*WORK TO DO*. Scan the lines below; pull out those with "Toba".

*DATASET CONTENT*.
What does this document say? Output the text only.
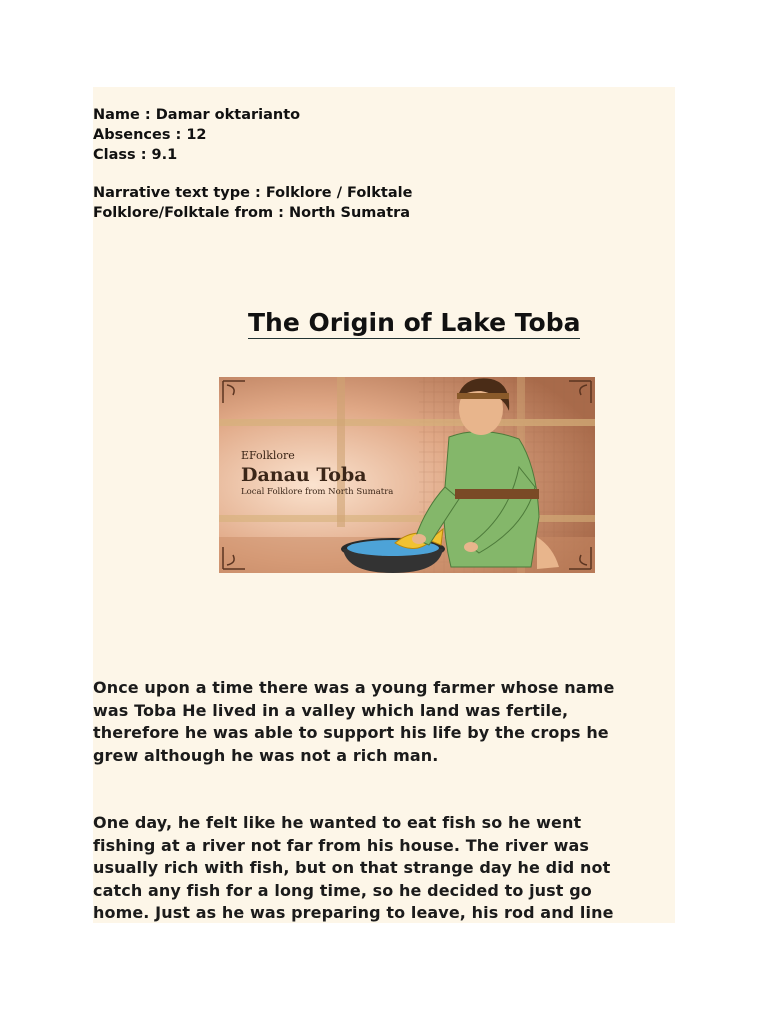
Name : Damar oktarianto
Absences : 12
Class : 9.1
Narrative text type : Folklore / Folktale
Folklore/Folktale from : North Sumatra
The Origin of Lake Toba
EFolklore
Danau Toba
Local Folklore from North Sumatra
Once upon a time there was a young farmer whose name
was Toba He lived in a valley which land was fertile,
therefore he was able to support his life by the crops he
grew although he was not a rich man.
One day, he felt like he wanted to eat fish so he went
fishing at a river not far from his house. The river was
usually rich with fish, but on that strange day he did not
catch any fish for a long time, so he decided to just go
home. Just as he was preparing to leave, his rod and line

*FINAL RESULT*.
The Origin of Lake Toba
Danau Toba
was Toba He lived in a valley which land was fertile,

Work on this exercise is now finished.